> Task instructions
Only the number is wanted: how many lines of these entries contain the word "this"?

Entries with figure data:

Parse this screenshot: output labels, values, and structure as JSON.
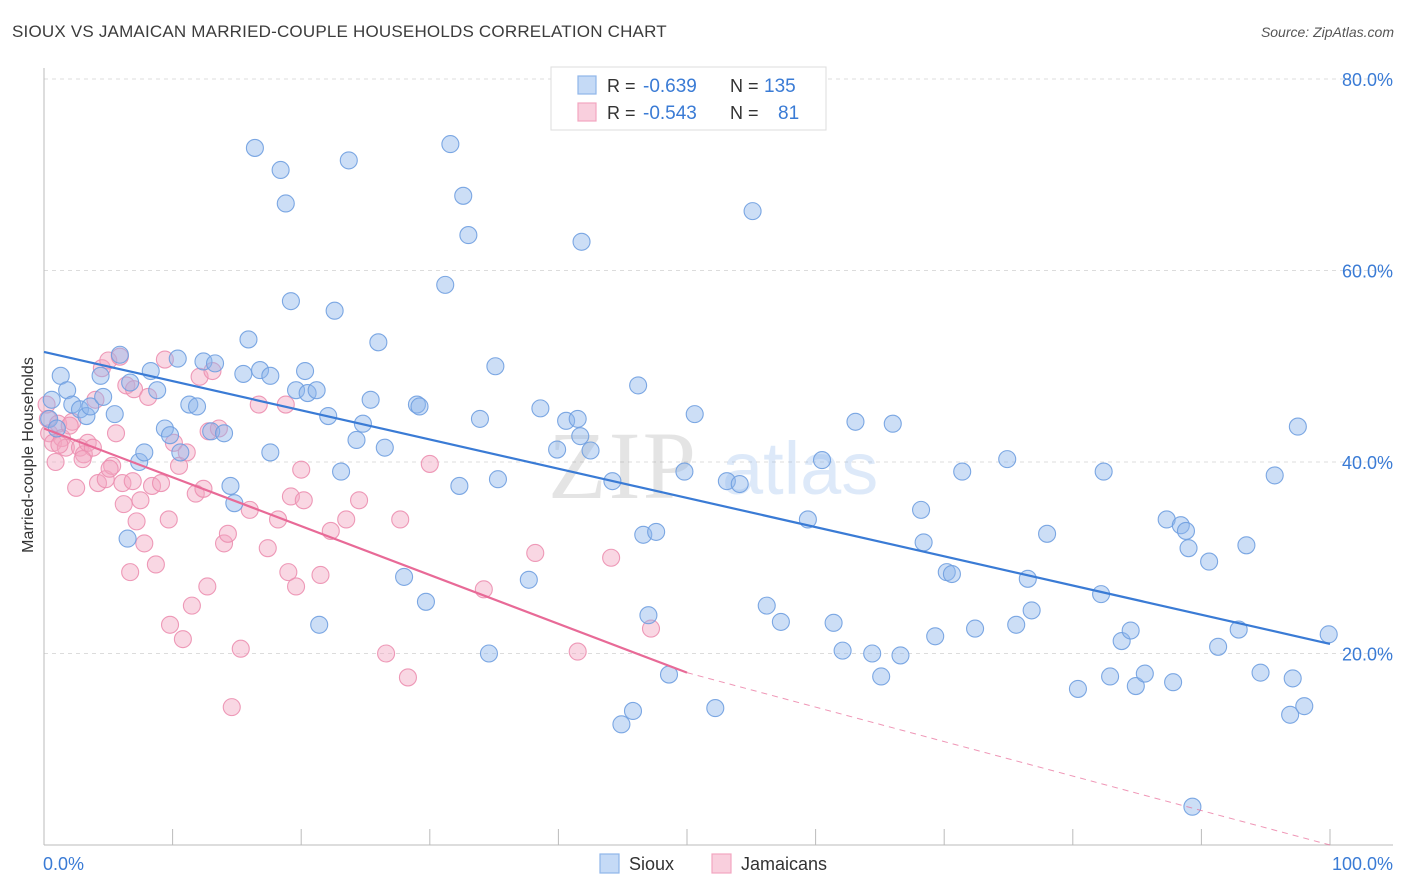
{
  "header": {
    "title": "SIOUX VS JAMAICAN MARRIED-COUPLE HOUSEHOLDS CORRELATION CHART",
    "source": "Source: ZipAtlas.com"
  },
  "legend_top": {
    "rows": [
      {
        "r_label": "R =",
        "r_value": "-0.639",
        "n_label": "N =",
        "n_value": "135"
      },
      {
        "r_label": "R =",
        "r_value": "-0.543",
        "n_label": "N =",
        "n_value": "81"
      }
    ]
  },
  "watermark": {
    "zip": "ZIP",
    "atlas": "atlas"
  },
  "colors": {
    "sioux": "#8fb6ea",
    "sioux_line": "#3a7bd5",
    "jamaicans": "#f2a6c0",
    "jamaicans_line": "#e86a97",
    "tick_text": "#3a7bd5"
  },
  "chart_data": {
    "type": "scatter",
    "title": "SIOUX VS JAMAICAN MARRIED-COUPLE HOUSEHOLDS CORRELATION CHART",
    "xlabel": "",
    "ylabel": "Married-couple Households",
    "xlim": [
      0,
      100
    ],
    "ylim": [
      0,
      82
    ],
    "x_tick_labels": [
      "0.0%",
      "100.0%"
    ],
    "y_ticks": [
      20,
      40,
      60,
      80
    ],
    "y_tick_labels": [
      "20.0%",
      "40.0%",
      "60.0%",
      "80.0%"
    ],
    "grid": true,
    "legend_position": "bottom",
    "series": [
      {
        "name": "Sioux",
        "r": -0.639,
        "n": 135,
        "trend": {
          "x0": 0,
          "y0": 51.5,
          "x1": 100,
          "y1": 21.0
        },
        "points": [
          [
            0.4,
            44.5
          ],
          [
            0.6,
            46.5
          ],
          [
            1.0,
            43.5
          ],
          [
            1.3,
            49.0
          ],
          [
            1.8,
            47.5
          ],
          [
            2.2,
            46.0
          ],
          [
            2.8,
            45.5
          ],
          [
            3.3,
            44.8
          ],
          [
            3.6,
            45.8
          ],
          [
            4.4,
            49.0
          ],
          [
            4.6,
            46.8
          ],
          [
            5.5,
            45.0
          ],
          [
            5.9,
            51.2
          ],
          [
            6.5,
            32.0
          ],
          [
            6.7,
            48.3
          ],
          [
            7.4,
            40.0
          ],
          [
            7.8,
            41.0
          ],
          [
            8.3,
            49.5
          ],
          [
            8.8,
            47.5
          ],
          [
            9.4,
            43.5
          ],
          [
            9.8,
            42.8
          ],
          [
            10.4,
            50.8
          ],
          [
            10.6,
            41.0
          ],
          [
            11.3,
            46.0
          ],
          [
            11.9,
            45.8
          ],
          [
            12.4,
            50.5
          ],
          [
            13.0,
            43.2
          ],
          [
            13.3,
            50.3
          ],
          [
            14.0,
            43.0
          ],
          [
            14.5,
            37.5
          ],
          [
            14.8,
            35.7
          ],
          [
            15.5,
            49.2
          ],
          [
            15.9,
            52.8
          ],
          [
            16.4,
            72.8
          ],
          [
            16.8,
            49.6
          ],
          [
            17.6,
            49.0
          ],
          [
            17.6,
            41.0
          ],
          [
            18.4,
            70.5
          ],
          [
            18.8,
            67.0
          ],
          [
            19.2,
            56.8
          ],
          [
            19.6,
            47.5
          ],
          [
            20.3,
            49.5
          ],
          [
            20.5,
            47.2
          ],
          [
            21.2,
            47.5
          ],
          [
            21.4,
            23.0
          ],
          [
            22.1,
            44.8
          ],
          [
            22.6,
            55.8
          ],
          [
            23.1,
            39.0
          ],
          [
            23.7,
            71.5
          ],
          [
            24.3,
            42.3
          ],
          [
            24.8,
            44.0
          ],
          [
            25.4,
            46.5
          ],
          [
            26.0,
            52.5
          ],
          [
            26.5,
            41.5
          ],
          [
            28.0,
            28.0
          ],
          [
            29.0,
            46.0
          ],
          [
            29.2,
            45.8
          ],
          [
            29.7,
            25.4
          ],
          [
            31.2,
            58.5
          ],
          [
            31.6,
            73.2
          ],
          [
            32.3,
            37.5
          ],
          [
            32.6,
            67.8
          ],
          [
            33.0,
            63.7
          ],
          [
            33.9,
            44.5
          ],
          [
            34.6,
            20.0
          ],
          [
            35.1,
            50.0
          ],
          [
            35.3,
            38.2
          ],
          [
            37.7,
            27.7
          ],
          [
            38.6,
            45.6
          ],
          [
            39.9,
            41.3
          ],
          [
            40.6,
            44.3
          ],
          [
            41.5,
            44.5
          ],
          [
            41.7,
            42.7
          ],
          [
            41.8,
            63.0
          ],
          [
            42.5,
            41.2
          ],
          [
            44.2,
            38.0
          ],
          [
            44.9,
            12.6
          ],
          [
            45.8,
            14.0
          ],
          [
            46.2,
            48.0
          ],
          [
            46.6,
            32.4
          ],
          [
            47.0,
            24.0
          ],
          [
            47.6,
            32.7
          ],
          [
            48.6,
            17.8
          ],
          [
            49.8,
            39.0
          ],
          [
            50.6,
            45.0
          ],
          [
            52.2,
            14.3
          ],
          [
            53.1,
            38.0
          ],
          [
            54.1,
            37.7
          ],
          [
            55.1,
            66.2
          ],
          [
            56.2,
            25.0
          ],
          [
            57.3,
            23.3
          ],
          [
            59.4,
            34.0
          ],
          [
            60.5,
            40.2
          ],
          [
            61.4,
            23.2
          ],
          [
            62.1,
            20.3
          ],
          [
            63.1,
            44.2
          ],
          [
            64.4,
            20.0
          ],
          [
            65.1,
            17.6
          ],
          [
            66.0,
            44.0
          ],
          [
            66.6,
            19.8
          ],
          [
            68.2,
            35.0
          ],
          [
            68.4,
            31.6
          ],
          [
            69.3,
            21.8
          ],
          [
            70.2,
            28.5
          ],
          [
            70.6,
            28.3
          ],
          [
            71.4,
            39.0
          ],
          [
            72.4,
            22.6
          ],
          [
            74.9,
            40.3
          ],
          [
            75.6,
            23.0
          ],
          [
            76.5,
            27.8
          ],
          [
            76.8,
            24.5
          ],
          [
            78.0,
            32.5
          ],
          [
            80.4,
            16.3
          ],
          [
            82.2,
            26.2
          ],
          [
            82.4,
            39.0
          ],
          [
            82.9,
            17.6
          ],
          [
            83.8,
            21.3
          ],
          [
            84.5,
            22.4
          ],
          [
            84.9,
            16.6
          ],
          [
            85.6,
            17.9
          ],
          [
            87.3,
            34.0
          ],
          [
            87.8,
            17.0
          ],
          [
            88.4,
            33.4
          ],
          [
            88.8,
            32.8
          ],
          [
            89.0,
            31.0
          ],
          [
            89.3,
            4.0
          ],
          [
            90.6,
            29.6
          ],
          [
            91.3,
            20.7
          ],
          [
            92.9,
            22.5
          ],
          [
            93.5,
            31.3
          ],
          [
            94.6,
            18.0
          ],
          [
            95.7,
            38.6
          ],
          [
            96.9,
            13.6
          ],
          [
            97.1,
            17.4
          ],
          [
            97.5,
            43.7
          ],
          [
            98.0,
            14.5
          ],
          [
            99.9,
            22.0
          ]
        ]
      },
      {
        "name": "Jamaicans",
        "r": -0.543,
        "n": 81,
        "trend": {
          "x0": 0,
          "y0": 43.5,
          "x1": 50,
          "y1": 18.0
        },
        "trend_dashed_extension": {
          "x0": 50,
          "y0": 18.0,
          "x1": 100,
          "y1": 0
        },
        "points": [
          [
            0.2,
            46.0
          ],
          [
            0.3,
            44.5
          ],
          [
            0.4,
            43.0
          ],
          [
            0.7,
            42.0
          ],
          [
            0.9,
            40.0
          ],
          [
            1.1,
            44.0
          ],
          [
            1.4,
            42.5
          ],
          [
            1.7,
            41.5
          ],
          [
            2.2,
            44.2
          ],
          [
            2.5,
            37.3
          ],
          [
            2.8,
            41.5
          ],
          [
            3.1,
            40.8
          ],
          [
            3.4,
            42.0
          ],
          [
            3.8,
            41.5
          ],
          [
            4.0,
            46.5
          ],
          [
            4.2,
            37.8
          ],
          [
            4.5,
            49.8
          ],
          [
            4.8,
            38.2
          ],
          [
            5.0,
            50.6
          ],
          [
            5.3,
            39.6
          ],
          [
            5.6,
            43.0
          ],
          [
            5.9,
            51.0
          ],
          [
            6.1,
            37.8
          ],
          [
            6.4,
            48.0
          ],
          [
            6.7,
            28.5
          ],
          [
            6.9,
            38.0
          ],
          [
            7.0,
            47.6
          ],
          [
            7.2,
            33.8
          ],
          [
            7.5,
            36.0
          ],
          [
            7.8,
            31.5
          ],
          [
            8.1,
            46.8
          ],
          [
            8.4,
            37.5
          ],
          [
            8.7,
            29.3
          ],
          [
            9.1,
            37.8
          ],
          [
            9.4,
            50.7
          ],
          [
            9.7,
            34.0
          ],
          [
            10.1,
            42.0
          ],
          [
            10.5,
            39.6
          ],
          [
            10.8,
            21.5
          ],
          [
            11.1,
            41.0
          ],
          [
            11.5,
            25.0
          ],
          [
            11.8,
            36.7
          ],
          [
            12.1,
            48.9
          ],
          [
            12.4,
            37.2
          ],
          [
            12.8,
            43.2
          ],
          [
            13.1,
            49.5
          ],
          [
            13.6,
            43.5
          ],
          [
            14.0,
            31.5
          ],
          [
            14.3,
            32.5
          ],
          [
            14.6,
            14.4
          ],
          [
            15.3,
            20.5
          ],
          [
            16.0,
            35.0
          ],
          [
            16.7,
            46.0
          ],
          [
            17.4,
            31.0
          ],
          [
            18.2,
            34.0
          ],
          [
            18.8,
            46.0
          ],
          [
            19.2,
            36.4
          ],
          [
            19.6,
            27.0
          ],
          [
            20.0,
            39.2
          ],
          [
            20.2,
            36.0
          ],
          [
            21.5,
            28.2
          ],
          [
            22.3,
            32.8
          ],
          [
            23.5,
            34.0
          ],
          [
            24.5,
            36.0
          ],
          [
            26.6,
            20.0
          ],
          [
            27.7,
            34.0
          ],
          [
            28.3,
            17.5
          ],
          [
            30.0,
            39.8
          ],
          [
            34.2,
            26.7
          ],
          [
            38.2,
            30.5
          ],
          [
            41.5,
            20.2
          ],
          [
            44.1,
            30.0
          ],
          [
            47.2,
            22.6
          ],
          [
            5.1,
            39.3
          ],
          [
            3.0,
            40.3
          ],
          [
            9.8,
            23.0
          ],
          [
            12.7,
            27.0
          ],
          [
            19.0,
            28.5
          ],
          [
            1.2,
            41.8
          ],
          [
            6.2,
            35.6
          ],
          [
            2.0,
            43.8
          ]
        ]
      }
    ]
  },
  "legend_bottom": {
    "items": [
      {
        "label": "Sioux"
      },
      {
        "label": "Jamaicans"
      }
    ]
  }
}
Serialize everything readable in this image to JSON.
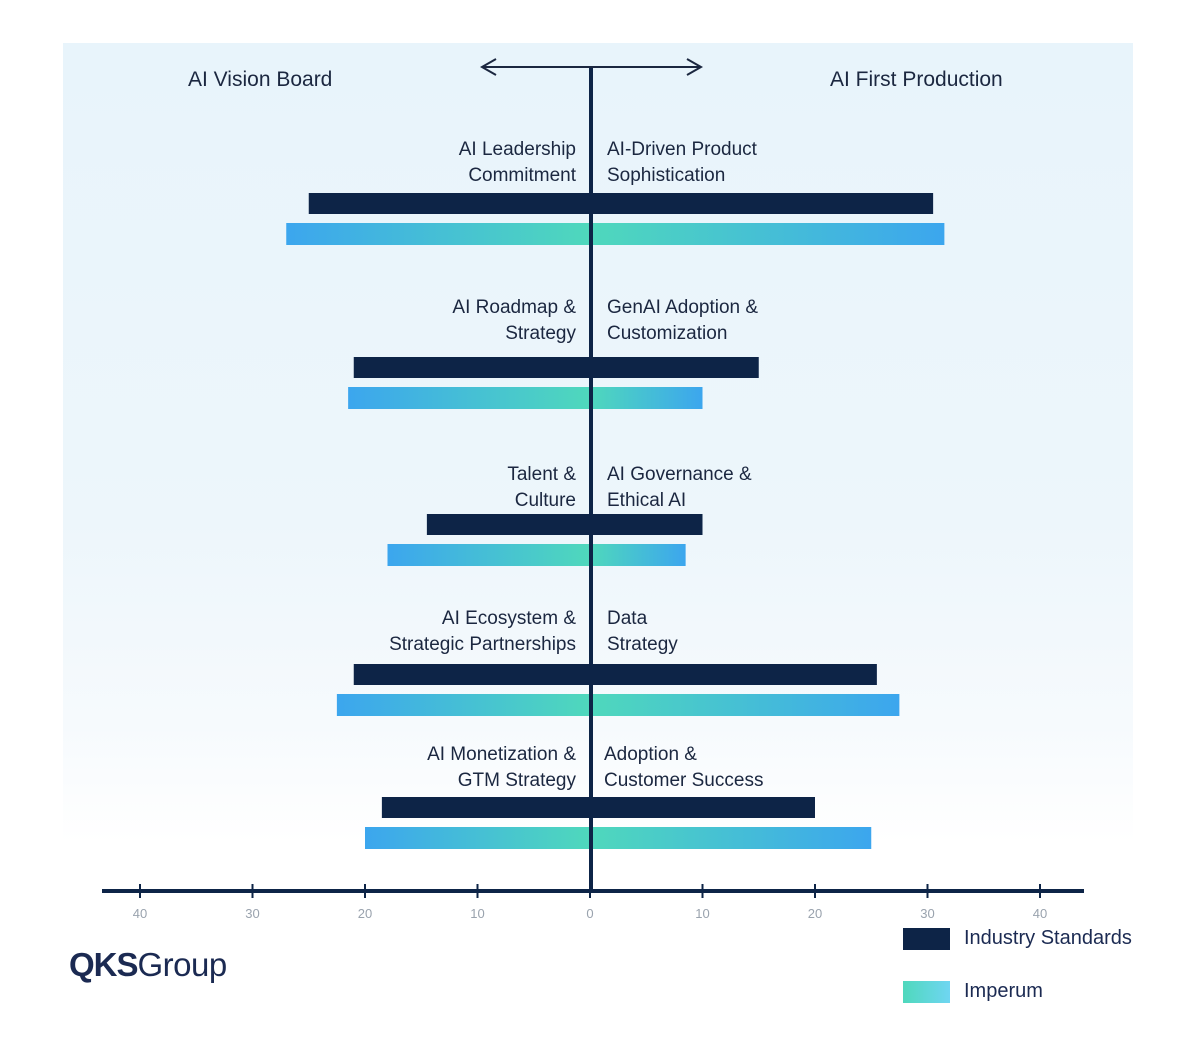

> Complete response
2